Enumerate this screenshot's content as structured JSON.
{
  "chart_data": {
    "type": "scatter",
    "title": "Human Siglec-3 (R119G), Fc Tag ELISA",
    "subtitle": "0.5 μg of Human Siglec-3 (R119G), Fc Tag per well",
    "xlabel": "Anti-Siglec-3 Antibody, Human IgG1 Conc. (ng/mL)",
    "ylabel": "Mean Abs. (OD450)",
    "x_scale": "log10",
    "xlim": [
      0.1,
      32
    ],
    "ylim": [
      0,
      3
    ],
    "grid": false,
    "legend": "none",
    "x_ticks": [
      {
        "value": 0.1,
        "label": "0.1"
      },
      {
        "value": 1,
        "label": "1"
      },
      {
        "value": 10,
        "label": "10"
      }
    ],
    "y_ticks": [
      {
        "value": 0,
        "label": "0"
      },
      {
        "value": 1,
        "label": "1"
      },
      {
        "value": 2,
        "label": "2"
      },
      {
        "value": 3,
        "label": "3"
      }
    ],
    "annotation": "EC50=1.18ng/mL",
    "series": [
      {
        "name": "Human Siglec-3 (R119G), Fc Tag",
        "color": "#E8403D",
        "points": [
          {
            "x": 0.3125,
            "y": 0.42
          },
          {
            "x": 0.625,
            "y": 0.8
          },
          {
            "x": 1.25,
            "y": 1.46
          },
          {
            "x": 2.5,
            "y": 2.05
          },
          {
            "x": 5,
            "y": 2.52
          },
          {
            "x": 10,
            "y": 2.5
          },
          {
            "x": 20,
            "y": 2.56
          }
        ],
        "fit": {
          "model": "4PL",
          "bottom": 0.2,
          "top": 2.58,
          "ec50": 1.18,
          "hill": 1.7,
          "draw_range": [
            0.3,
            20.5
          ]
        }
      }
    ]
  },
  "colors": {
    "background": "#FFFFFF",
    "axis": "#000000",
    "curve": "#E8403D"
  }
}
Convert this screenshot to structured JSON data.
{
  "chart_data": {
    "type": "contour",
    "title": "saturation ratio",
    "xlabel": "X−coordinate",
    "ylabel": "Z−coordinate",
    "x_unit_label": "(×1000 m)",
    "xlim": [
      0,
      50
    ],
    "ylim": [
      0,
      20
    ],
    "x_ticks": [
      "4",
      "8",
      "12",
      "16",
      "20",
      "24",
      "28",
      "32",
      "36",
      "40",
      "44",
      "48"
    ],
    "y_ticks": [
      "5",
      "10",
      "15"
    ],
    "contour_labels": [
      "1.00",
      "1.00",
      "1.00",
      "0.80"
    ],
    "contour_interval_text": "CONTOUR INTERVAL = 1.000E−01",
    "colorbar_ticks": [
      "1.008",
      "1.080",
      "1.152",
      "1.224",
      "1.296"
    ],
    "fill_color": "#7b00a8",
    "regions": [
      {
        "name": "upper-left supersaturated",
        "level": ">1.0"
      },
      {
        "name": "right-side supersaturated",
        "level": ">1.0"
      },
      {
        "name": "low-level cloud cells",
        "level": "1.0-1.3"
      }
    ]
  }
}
########
■ **YOUR TASK**
Every record shown above must be echoed exactly.

■ **RESULT FOR THIS TASK**
Enumerate this screenshot's content as structured JSON.
{
  "chart_data": {
    "type": "scatter",
    "title": "Human Siglec-3 (R119G), Fc Tag ELISA",
    "subtitle": "0.5 μg of Human Siglec-3 (R119G), Fc Tag per well",
    "xlabel": "Anti-Siglec-3 Antibody, Human IgG1 Conc. (ng/mL)",
    "ylabel": "Mean Abs. (OD450)",
    "x_scale": "log10",
    "xlim": [
      0.1,
      32
    ],
    "ylim": [
      0,
      3
    ],
    "grid": false,
    "legend": "none",
    "x_ticks": [
      {
        "value": 0.1,
        "label": "0.1"
      },
      {
        "value": 1,
        "label": "1"
      },
      {
        "value": 10,
        "label": "10"
      }
    ],
    "y_ticks": [
      {
        "value": 0,
        "label": "0"
      },
      {
        "value": 1,
        "label": "1"
      },
      {
        "value": 2,
        "label": "2"
      },
      {
        "value": 3,
        "label": "3"
      }
    ],
    "annotation": "EC50=1.18ng/mL",
    "series": [
      {
        "name": "Human Siglec-3 (R119G), Fc Tag",
        "color": "#E8403D",
        "points": [
          {
            "x": 0.3125,
            "y": 0.42
          },
          {
            "x": 0.625,
            "y": 0.8
          },
          {
            "x": 1.25,
            "y": 1.46
          },
          {
            "x": 2.5,
            "y": 2.05
          },
          {
            "x": 5,
            "y": 2.52
          },
          {
            "x": 10,
            "y": 2.5
          },
          {
            "x": 20,
            "y": 2.56
          }
        ],
        "fit": {
          "model": "4PL",
          "bottom": 0.2,
          "top": 2.58,
          "ec50": 1.18,
          "hill": 1.7,
          "draw_range": [
            0.3,
            20.5
          ]
        }
      }
    ]
  },
  "colors": {
    "background": "#FFFFFF",
    "axis": "#000000",
    "curve": "#E8403D"
  }
}
Convert this screenshot to structured JSON data.
{
  "chart_data": {
    "type": "contour",
    "title": "saturation ratio",
    "xlabel": "X−coordinate",
    "ylabel": "Z−coordinate",
    "x_unit_label": "(×1000 m)",
    "xlim": [
      0,
      50
    ],
    "ylim": [
      0,
      20
    ],
    "x_ticks": [
      "4",
      "8",
      "12",
      "16",
      "20",
      "24",
      "28",
      "32",
      "36",
      "40",
      "44",
      "48"
    ],
    "y_ticks": [
      "5",
      "10",
      "15"
    ],
    "contour_labels": [
      "1.00",
      "1.00",
      "1.00",
      "0.80"
    ],
    "contour_interval_text": "CONTOUR INTERVAL = 1.000E−01",
    "colorbar_ticks": [
      "1.008",
      "1.080",
      "1.152",
      "1.224",
      "1.296"
    ],
    "fill_color": "#7b00a8",
    "regions": [
      {
        "name": "upper-left supersaturated",
        "level": ">1.0"
      },
      {
        "name": "right-side supersaturated",
        "level": ">1.0"
      },
      {
        "name": "low-level cloud cells",
        "level": "1.0-1.3"
      }
    ]
  }
}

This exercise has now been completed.